* _Consigne_
D'après l'extrait sur la journée de Fontenoy, comment ceux qui avaient à faire leur cour s'y prenaient-ils pour se mettre en grâce ?

* _Extrait du document_
──────
À ces calculs faits, comme on peut le voir, dans un intérêt tout personnel, qu’il confondait volontiers avec celui de la cause commune (tout en étant toujours prêt à s’en détacher), se joignait-il dans le fond de l’âme quelqu’une de ces suggestions de l’amour-propre inquiet, qu’on ne s’avoue pas à soi-même et dont le génie même ne réussit pas toujours à se préserver ? On sait quel plaisir il avait pris, pendant la campagne précédente, à accuser l’incapacité, la lâcheté même de tous les Français, souverain, princes et généraux ; le tout suivi toujours d’un retour orgueilleux sur lui-même et sur la comparaison que la postérité aurait à faire entre le jeune héros de la nouvelle grandeur prussienne et les héritiers dégénérés de Louis XIV. Ce sentiment s’était même fait jour dans les complimens, trop exagérés pour être sincères, dont il avait cru un moment de son intérêt d’accabler les débuts de Louis XV dans la carrière des armes. Lui déplaisait-il d’être, cette fois, obligé de parler sérieusement et de reconnaître que, si la comparaison n’était pas encore retournée à son désavantage, il devait au moins entrer en partage de gloire avec un monarque son égal ? Qui peut connaître le fond des cœurs ? Ce qui est certain, c’est que ceux qui avaient à lui faire leur cour, pour se mettre en grâce, ne croyaient pas pouvoir mieux s’y prendre qu’en diminuant l’importance de la journée de Fontenoy, et surtout de la part personnelle que le roi de France y avait prise. Ce sont souvent les serviteurs qui devinent les faiblesses des maîtres, et les trahissent par le soin qu’ils mettent à leur complaire.
──────
* _Données de prédiction de boîtes englobantes_
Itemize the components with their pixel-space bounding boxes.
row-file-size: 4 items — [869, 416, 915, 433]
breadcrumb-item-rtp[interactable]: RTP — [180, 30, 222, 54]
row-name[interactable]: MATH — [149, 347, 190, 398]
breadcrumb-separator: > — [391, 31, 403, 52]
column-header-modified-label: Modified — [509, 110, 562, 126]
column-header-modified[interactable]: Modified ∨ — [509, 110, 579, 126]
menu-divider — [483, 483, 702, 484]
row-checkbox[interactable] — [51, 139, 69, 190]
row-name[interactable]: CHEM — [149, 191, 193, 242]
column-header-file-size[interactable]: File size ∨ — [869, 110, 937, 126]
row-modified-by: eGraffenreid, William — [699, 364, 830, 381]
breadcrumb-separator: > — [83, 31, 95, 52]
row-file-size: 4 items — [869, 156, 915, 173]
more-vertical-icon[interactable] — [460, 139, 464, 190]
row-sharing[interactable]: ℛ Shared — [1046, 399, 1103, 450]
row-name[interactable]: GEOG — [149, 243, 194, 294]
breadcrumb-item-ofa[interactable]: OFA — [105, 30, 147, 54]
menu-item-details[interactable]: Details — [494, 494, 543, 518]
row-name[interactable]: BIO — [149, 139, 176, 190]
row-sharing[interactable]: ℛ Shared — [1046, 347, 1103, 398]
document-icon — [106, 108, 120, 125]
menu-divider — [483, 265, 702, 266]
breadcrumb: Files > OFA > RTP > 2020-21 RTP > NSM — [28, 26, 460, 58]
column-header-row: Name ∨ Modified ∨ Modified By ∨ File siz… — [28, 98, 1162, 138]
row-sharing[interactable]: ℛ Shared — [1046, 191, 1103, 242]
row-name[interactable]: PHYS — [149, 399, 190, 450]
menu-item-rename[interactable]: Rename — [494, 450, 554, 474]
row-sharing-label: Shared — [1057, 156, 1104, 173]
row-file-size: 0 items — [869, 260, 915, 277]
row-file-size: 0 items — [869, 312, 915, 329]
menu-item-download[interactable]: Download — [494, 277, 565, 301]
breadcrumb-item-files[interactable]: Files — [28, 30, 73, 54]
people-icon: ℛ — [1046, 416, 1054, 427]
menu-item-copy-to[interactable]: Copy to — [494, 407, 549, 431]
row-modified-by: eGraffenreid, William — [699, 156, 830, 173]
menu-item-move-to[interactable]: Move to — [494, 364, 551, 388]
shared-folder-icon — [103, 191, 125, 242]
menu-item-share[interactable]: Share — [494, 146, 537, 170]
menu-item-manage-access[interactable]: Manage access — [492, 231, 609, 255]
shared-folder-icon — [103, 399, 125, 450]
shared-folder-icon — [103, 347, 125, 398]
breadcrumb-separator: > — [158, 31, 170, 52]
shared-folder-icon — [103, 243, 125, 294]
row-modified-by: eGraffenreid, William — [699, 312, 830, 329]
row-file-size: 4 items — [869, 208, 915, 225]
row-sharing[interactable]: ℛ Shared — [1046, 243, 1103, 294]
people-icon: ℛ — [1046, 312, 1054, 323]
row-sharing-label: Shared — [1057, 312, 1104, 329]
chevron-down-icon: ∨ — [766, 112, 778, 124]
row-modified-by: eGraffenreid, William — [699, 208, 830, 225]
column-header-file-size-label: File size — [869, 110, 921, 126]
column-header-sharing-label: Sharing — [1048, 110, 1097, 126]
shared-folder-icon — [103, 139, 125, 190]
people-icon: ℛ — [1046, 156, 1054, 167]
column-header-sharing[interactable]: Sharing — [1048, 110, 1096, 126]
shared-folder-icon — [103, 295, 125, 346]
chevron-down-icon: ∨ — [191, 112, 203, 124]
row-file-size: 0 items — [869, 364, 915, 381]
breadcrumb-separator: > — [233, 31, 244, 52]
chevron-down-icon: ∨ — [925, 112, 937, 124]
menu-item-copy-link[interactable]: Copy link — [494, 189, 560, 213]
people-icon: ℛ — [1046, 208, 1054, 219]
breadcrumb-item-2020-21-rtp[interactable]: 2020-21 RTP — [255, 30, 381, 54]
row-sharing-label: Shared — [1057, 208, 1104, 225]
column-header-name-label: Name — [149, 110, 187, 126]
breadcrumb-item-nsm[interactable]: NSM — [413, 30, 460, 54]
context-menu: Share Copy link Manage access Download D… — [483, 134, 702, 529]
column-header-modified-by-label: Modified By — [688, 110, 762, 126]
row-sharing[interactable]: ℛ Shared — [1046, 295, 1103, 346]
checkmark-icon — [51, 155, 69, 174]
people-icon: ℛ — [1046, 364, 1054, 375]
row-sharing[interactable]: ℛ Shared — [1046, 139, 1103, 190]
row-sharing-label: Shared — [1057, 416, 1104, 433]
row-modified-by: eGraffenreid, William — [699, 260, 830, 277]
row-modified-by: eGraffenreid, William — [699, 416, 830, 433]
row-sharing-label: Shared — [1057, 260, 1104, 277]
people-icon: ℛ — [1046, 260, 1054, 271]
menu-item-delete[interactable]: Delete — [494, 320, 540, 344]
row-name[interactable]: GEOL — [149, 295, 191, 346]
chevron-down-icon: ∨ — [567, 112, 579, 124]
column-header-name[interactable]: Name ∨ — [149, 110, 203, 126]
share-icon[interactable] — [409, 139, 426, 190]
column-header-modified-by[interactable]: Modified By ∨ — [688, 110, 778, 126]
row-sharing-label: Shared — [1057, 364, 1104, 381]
──────
* _Réponse_
Ils diminuaient l'importance de la journée de Fontenoy, et surtout la part personnelle que le roi de France y avait prise.